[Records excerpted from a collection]
--- --- ---
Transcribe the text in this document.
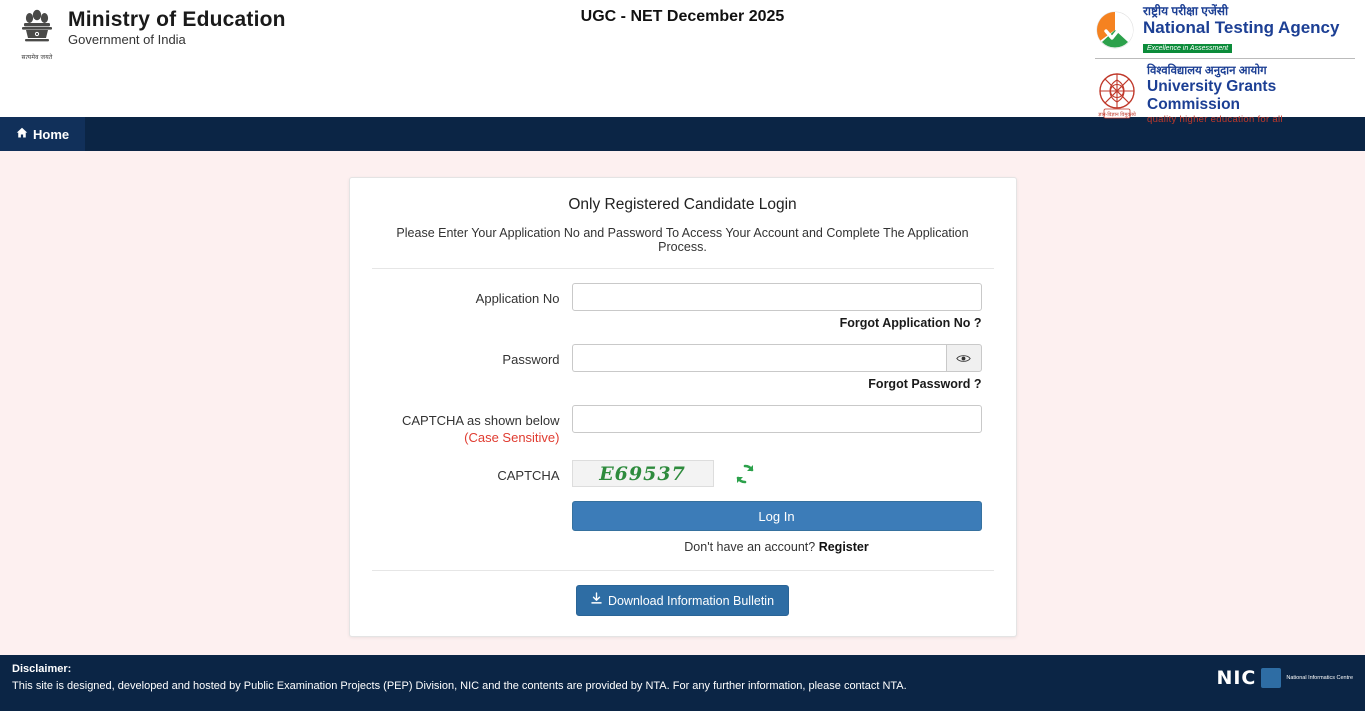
सत्यमेव जयते
Ministry of Education
Government of India
UGC - NET December 2025	राष्ट्रीय परीक्षा एजेंसी
National Testing Agency
Excellence in Assessment
ज्ञान-विज्ञान विमुक्तये
विश्वविद्यालय अनुदान आयोग
University Grants Commission
quality higher education for all
Home
Only Registered Candidate Login
Please Enter Your Application No and Password To Access Your Account and Complete The Application Process.
Application No
Forgot Application No ?
Password
Forgot Password ?
CAPTCHA as shown below (Case Sensitive)
CAPTCHA	E69537
Log In
Don't have an account? Register
Download Information Bulletin
Disclaimer:
This site is designed, developed and hosted by Public Examination Projects (PEP) Division, NIC and the contents are provided by NTA. For any further information, please contact NTA.	NIC	National Informatics Centre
--- --- ---
OBJECTIVE> From the data above, copy each line that holds "Forgot".

RESPONSE TO THIS TASK>
Forgot Application No ?
Forgot Password ?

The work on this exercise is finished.